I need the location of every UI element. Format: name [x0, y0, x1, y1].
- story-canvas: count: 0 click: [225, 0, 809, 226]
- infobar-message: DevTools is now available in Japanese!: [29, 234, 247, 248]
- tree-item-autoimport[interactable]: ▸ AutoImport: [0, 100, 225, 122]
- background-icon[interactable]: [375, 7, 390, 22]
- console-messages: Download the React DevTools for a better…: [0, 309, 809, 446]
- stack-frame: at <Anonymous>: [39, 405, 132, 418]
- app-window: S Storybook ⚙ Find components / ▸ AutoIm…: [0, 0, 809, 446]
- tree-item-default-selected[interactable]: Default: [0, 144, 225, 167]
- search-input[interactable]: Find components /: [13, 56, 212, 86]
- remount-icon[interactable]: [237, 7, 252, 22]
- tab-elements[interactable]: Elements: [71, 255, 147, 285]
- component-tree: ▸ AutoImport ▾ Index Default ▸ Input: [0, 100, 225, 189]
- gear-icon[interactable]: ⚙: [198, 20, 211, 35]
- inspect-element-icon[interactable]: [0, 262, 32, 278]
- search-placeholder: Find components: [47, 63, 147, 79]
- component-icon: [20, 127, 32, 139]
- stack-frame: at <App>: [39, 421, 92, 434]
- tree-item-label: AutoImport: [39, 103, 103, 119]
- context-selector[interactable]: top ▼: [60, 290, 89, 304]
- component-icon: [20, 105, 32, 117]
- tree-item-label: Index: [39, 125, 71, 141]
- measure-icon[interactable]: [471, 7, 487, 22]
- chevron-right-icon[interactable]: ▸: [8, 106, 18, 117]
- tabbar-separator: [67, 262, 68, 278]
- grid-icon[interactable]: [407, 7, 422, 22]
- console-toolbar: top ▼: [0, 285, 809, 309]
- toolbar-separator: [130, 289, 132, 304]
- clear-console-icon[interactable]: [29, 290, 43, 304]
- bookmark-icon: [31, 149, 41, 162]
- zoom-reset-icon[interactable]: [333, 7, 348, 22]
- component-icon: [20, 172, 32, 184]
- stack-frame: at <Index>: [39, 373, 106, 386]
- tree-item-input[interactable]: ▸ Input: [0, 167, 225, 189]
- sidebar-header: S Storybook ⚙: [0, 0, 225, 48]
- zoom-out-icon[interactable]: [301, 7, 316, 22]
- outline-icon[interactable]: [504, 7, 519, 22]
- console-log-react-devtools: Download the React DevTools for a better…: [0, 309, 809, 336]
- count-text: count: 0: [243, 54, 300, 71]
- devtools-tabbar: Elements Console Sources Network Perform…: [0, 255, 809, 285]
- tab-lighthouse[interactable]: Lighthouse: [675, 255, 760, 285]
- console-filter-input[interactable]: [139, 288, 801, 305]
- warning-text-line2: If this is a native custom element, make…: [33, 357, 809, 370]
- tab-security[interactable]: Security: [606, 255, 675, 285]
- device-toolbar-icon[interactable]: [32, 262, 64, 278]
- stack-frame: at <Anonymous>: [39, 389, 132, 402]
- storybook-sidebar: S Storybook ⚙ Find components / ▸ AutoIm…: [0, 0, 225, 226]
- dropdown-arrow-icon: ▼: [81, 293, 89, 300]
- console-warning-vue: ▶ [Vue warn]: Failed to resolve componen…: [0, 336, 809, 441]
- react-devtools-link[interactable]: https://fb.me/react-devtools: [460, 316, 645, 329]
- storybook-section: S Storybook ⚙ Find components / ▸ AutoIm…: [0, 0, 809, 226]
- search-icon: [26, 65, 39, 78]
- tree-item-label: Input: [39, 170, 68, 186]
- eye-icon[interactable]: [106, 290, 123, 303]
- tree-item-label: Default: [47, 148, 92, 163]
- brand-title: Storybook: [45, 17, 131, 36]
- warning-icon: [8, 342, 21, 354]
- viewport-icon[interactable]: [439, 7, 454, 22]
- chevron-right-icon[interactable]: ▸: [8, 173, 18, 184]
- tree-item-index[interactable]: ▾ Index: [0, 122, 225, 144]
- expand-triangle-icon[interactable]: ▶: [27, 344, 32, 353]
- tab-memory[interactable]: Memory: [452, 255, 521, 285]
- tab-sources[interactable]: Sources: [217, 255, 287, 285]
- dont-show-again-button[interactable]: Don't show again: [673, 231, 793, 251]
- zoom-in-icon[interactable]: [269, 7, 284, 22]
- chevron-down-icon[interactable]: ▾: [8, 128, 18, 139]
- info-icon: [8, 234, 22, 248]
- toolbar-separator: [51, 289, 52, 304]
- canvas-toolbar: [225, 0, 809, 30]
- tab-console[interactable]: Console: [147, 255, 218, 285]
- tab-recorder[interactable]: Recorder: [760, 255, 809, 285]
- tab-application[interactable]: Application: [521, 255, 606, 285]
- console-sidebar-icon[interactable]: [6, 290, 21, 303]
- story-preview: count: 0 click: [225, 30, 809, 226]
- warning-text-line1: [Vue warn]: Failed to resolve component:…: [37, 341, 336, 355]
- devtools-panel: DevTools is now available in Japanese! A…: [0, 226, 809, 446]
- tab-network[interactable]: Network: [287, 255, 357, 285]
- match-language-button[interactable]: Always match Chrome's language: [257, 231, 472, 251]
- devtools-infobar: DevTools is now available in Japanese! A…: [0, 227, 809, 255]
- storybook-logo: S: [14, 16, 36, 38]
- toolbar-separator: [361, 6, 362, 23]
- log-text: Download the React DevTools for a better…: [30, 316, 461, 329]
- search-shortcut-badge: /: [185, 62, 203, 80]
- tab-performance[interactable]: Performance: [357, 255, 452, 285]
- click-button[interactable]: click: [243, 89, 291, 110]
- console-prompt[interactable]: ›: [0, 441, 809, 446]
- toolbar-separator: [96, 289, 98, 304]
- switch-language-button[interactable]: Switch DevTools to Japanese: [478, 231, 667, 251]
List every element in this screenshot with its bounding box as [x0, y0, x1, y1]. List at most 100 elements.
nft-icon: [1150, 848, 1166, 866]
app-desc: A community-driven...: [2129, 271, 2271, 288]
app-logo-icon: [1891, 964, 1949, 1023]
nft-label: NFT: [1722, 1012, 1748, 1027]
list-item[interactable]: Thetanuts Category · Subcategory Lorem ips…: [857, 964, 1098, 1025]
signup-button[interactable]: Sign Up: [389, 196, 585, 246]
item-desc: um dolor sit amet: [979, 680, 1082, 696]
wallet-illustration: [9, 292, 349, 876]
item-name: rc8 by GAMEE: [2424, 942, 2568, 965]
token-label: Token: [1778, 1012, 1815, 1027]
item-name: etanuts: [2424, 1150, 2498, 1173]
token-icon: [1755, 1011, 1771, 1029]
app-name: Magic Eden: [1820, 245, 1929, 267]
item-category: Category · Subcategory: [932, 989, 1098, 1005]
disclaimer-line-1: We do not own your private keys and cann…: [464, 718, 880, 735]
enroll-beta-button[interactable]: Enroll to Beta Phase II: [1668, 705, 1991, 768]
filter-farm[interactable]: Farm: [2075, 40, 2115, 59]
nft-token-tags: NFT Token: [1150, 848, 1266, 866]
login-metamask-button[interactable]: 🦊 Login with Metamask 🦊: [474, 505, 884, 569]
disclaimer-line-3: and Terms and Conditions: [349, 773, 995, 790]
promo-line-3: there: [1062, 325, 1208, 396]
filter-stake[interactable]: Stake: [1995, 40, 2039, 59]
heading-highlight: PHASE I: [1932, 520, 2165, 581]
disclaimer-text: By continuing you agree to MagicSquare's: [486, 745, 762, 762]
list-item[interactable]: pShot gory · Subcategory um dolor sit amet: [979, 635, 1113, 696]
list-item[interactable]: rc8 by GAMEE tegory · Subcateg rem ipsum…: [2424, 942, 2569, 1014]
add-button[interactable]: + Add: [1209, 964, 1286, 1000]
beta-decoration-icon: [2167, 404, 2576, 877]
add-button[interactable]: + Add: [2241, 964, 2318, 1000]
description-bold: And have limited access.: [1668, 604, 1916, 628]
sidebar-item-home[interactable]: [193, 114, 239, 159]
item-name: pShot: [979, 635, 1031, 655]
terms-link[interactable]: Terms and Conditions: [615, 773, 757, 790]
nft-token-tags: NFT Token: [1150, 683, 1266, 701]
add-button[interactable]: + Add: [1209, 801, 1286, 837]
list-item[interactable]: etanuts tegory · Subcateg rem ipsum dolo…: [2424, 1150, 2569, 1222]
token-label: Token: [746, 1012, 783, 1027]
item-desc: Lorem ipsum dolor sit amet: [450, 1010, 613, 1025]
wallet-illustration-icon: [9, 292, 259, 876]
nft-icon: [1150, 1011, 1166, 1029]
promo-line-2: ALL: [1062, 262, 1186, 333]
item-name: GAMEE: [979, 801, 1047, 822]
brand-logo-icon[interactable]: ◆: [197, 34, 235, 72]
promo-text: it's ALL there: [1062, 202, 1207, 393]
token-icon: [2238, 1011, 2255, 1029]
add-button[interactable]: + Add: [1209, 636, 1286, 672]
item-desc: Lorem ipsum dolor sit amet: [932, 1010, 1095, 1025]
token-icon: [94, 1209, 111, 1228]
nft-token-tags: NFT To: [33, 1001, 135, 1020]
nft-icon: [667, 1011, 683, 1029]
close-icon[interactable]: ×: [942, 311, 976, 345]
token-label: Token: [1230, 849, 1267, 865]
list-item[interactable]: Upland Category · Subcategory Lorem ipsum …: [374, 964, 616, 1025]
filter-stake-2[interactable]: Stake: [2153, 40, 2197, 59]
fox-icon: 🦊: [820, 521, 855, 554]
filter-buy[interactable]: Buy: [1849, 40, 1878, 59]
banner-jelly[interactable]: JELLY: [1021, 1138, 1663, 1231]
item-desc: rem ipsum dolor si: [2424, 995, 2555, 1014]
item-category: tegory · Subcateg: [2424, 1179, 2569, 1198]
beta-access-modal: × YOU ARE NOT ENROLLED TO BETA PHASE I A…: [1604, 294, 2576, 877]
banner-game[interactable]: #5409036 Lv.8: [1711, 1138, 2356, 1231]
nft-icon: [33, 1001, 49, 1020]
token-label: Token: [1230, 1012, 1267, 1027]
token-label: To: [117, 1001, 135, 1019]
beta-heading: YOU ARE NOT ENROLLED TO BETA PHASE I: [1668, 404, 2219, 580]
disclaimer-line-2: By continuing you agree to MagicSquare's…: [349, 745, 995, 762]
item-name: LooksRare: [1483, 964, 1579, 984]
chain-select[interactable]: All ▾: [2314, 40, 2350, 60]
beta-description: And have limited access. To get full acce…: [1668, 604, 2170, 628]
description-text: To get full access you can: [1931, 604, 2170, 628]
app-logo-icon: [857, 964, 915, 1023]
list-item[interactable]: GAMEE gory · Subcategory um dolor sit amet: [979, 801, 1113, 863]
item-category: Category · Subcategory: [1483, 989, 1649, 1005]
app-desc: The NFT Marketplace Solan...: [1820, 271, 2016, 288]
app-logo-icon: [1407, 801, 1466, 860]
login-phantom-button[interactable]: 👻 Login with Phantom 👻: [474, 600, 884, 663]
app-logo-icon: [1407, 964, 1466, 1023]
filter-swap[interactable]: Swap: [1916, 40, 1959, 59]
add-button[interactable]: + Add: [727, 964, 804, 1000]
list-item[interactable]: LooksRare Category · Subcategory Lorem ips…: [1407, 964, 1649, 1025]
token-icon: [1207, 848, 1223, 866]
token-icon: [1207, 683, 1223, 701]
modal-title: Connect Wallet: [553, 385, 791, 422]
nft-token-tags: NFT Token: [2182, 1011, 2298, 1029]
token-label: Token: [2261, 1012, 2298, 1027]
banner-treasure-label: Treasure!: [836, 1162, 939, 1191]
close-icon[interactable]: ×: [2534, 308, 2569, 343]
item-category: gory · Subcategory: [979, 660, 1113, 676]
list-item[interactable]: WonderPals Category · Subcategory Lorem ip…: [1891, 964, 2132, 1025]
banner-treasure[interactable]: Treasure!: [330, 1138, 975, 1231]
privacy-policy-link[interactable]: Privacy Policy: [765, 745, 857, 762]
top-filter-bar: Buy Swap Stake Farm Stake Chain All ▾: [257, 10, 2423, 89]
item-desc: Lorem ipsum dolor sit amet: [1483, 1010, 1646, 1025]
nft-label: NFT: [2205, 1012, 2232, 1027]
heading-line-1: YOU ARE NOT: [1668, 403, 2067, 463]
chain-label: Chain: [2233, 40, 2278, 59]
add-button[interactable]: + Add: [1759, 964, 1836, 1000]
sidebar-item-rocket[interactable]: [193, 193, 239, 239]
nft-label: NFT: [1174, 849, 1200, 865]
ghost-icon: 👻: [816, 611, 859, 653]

*WHAT YOU ARE ASKED TO DO*.
Update the records from their first line through the line containing "- zoom-reset-icon[interactable]: [333, 7, 348, 22]", inclusive, and write those lines out again with "stack-frame" replaced by "trace-frame" and nothing else changed.

*RIGHT ANSWER*.
I need the location of every UI element. Format: name [x0, y0, x1, y1].
- story-canvas: count: 0 click: [225, 0, 809, 226]
- infobar-message: DevTools is now available in Japanese!: [29, 234, 247, 248]
- tree-item-autoimport[interactable]: ▸ AutoImport: [0, 100, 225, 122]
- background-icon[interactable]: [375, 7, 390, 22]
- console-messages: Download the React DevTools for a better…: [0, 309, 809, 446]
- trace-frame: at <Anonymous>: [39, 405, 132, 418]
- app-window: S Storybook ⚙ Find components / ▸ AutoIm…: [0, 0, 809, 446]
- tree-item-default-selected[interactable]: Default: [0, 144, 225, 167]
- search-input[interactable]: Find components /: [13, 56, 212, 86]
- remount-icon[interactable]: [237, 7, 252, 22]
- tab-elements[interactable]: Elements: [71, 255, 147, 285]
- component-tree: ▸ AutoImport ▾ Index Default ▸ Input: [0, 100, 225, 189]
- gear-icon[interactable]: ⚙: [198, 20, 211, 35]
- inspect-element-icon[interactable]: [0, 262, 32, 278]
- search-placeholder: Find components: [47, 63, 147, 79]
- component-icon: [20, 127, 32, 139]
- trace-frame: at <App>: [39, 421, 92, 434]
- tree-item-label: AutoImport: [39, 103, 103, 119]
- context-selector[interactable]: top ▼: [60, 290, 89, 304]
- component-icon: [20, 105, 32, 117]
- tree-item-label: Index: [39, 125, 71, 141]
- measure-icon[interactable]: [471, 7, 487, 22]
- chevron-right-icon[interactable]: ▸: [8, 106, 18, 117]
- tabbar-separator: [67, 262, 68, 278]
- grid-icon[interactable]: [407, 7, 422, 22]
- console-toolbar: top ▼: [0, 285, 809, 309]
- toolbar-separator: [130, 289, 132, 304]
- clear-console-icon[interactable]: [29, 290, 43, 304]
- bookmark-icon: [31, 149, 41, 162]
- zoom-reset-icon[interactable]: [333, 7, 348, 22]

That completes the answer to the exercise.